Task objective: List all lines in the material below that contain "работы".

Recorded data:
## BEGIN

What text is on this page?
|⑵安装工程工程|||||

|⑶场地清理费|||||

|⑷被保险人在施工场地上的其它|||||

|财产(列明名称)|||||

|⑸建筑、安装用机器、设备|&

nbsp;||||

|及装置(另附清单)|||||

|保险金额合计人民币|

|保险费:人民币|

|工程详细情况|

## END
## BEGIN

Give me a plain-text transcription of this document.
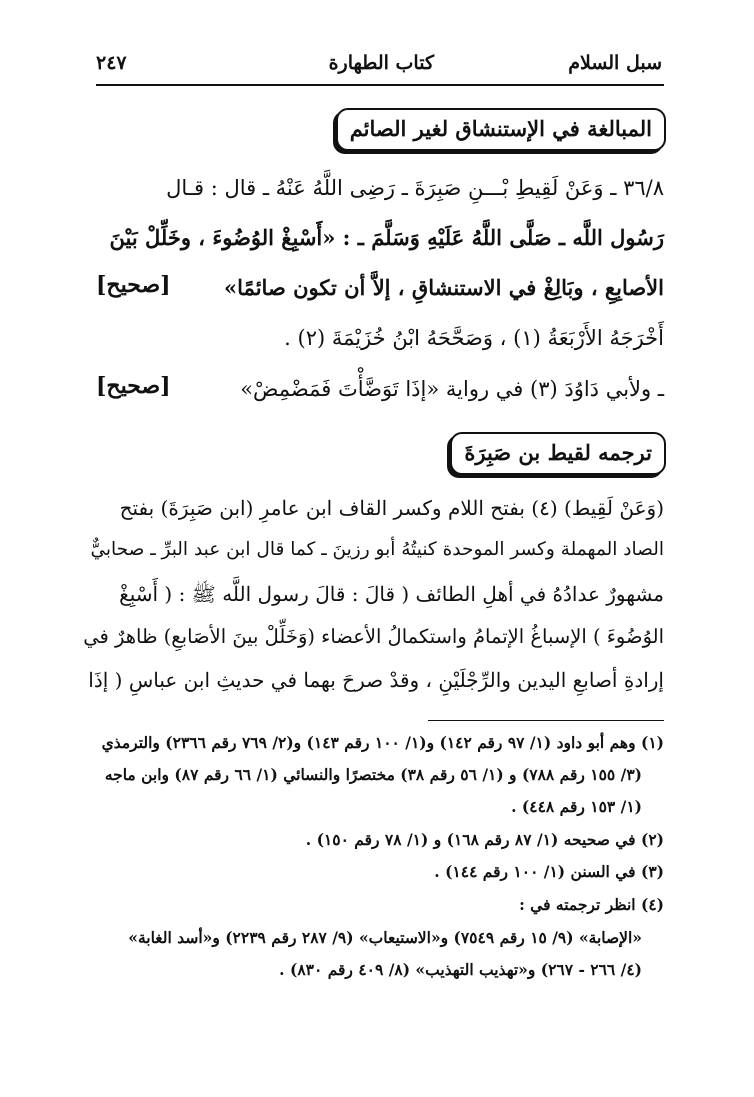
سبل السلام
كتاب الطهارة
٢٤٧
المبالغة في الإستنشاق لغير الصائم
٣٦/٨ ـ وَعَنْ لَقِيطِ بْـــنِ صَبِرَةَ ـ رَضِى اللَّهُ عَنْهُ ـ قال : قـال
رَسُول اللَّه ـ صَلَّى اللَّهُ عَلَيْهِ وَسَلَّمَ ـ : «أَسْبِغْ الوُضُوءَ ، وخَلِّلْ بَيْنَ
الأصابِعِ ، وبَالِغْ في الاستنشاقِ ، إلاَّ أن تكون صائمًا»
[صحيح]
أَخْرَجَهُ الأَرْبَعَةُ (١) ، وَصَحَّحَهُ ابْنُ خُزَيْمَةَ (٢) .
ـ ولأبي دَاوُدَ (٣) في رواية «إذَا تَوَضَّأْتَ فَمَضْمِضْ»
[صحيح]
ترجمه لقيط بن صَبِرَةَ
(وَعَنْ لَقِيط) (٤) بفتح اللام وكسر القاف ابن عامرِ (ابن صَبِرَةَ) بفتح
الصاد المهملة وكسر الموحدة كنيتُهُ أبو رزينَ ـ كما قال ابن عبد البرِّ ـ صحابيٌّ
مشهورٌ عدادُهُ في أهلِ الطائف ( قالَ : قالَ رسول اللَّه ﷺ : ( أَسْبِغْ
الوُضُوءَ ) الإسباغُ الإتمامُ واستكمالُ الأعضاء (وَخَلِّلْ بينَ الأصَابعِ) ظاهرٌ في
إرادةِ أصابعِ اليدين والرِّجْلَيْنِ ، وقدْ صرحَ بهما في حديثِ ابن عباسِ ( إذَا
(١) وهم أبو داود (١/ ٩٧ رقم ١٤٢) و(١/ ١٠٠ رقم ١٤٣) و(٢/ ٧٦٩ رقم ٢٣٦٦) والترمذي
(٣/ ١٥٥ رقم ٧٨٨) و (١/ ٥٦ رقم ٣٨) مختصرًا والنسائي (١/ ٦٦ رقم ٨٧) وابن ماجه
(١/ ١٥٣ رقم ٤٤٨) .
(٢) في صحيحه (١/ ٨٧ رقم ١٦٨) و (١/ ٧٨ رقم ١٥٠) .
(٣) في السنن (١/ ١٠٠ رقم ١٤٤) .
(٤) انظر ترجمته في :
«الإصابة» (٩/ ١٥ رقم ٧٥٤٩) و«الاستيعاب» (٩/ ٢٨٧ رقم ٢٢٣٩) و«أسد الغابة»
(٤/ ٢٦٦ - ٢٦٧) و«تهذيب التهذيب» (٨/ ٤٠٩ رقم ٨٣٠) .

## END
## BEGIN

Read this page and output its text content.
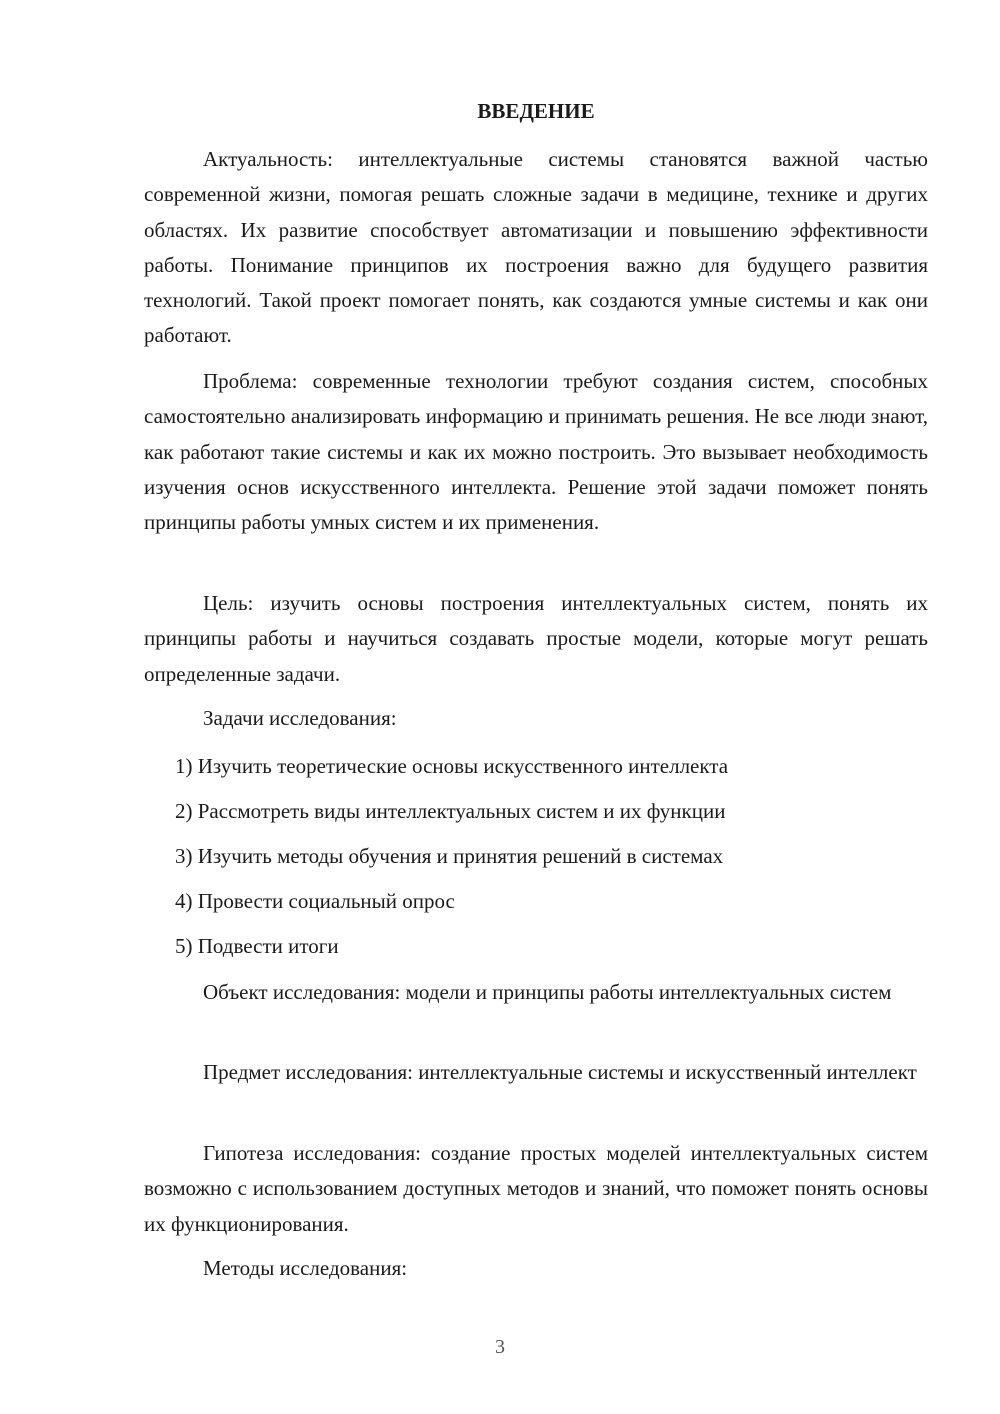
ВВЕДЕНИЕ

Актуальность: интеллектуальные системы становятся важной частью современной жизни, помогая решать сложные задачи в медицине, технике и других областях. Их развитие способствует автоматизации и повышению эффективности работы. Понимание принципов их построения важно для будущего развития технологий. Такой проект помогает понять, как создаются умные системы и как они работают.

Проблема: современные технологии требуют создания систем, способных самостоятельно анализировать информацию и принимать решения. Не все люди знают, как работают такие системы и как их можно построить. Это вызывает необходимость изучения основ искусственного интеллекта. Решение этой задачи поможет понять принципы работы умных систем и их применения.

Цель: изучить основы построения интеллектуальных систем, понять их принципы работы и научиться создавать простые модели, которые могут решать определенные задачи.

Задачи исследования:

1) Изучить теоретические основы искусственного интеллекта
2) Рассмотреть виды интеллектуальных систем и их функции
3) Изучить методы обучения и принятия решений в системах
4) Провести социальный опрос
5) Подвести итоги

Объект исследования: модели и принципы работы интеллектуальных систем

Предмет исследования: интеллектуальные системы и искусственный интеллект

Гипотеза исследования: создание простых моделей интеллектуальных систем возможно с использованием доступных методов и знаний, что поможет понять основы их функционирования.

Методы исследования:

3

## END

Correct result:
Актуальность: интеллектуальные системы становятся важной частью современной жизни, помогая решать сложные задачи в медицине, технике и других областях. Их развитие способствует автоматизации и повышению эффективности работы. Понимание принципов их построения важно для будущего развития технологий. Такой проект помогает понять, как создаются умные системы и как они работают.
Проблема: современные технологии требуют создания систем, способных самостоятельно анализировать информацию и принимать решения. Не все люди знают, как работают такие системы и как их можно построить. Это вызывает необходимость изучения основ искусственного интеллекта. Решение этой задачи поможет понять принципы работы умных систем и их применения.
Цель: изучить основы построения интеллектуальных систем, понять их принципы работы и научиться создавать простые модели, которые могут решать определенные задачи.
Объект исследования: модели и принципы работы интеллектуальных систем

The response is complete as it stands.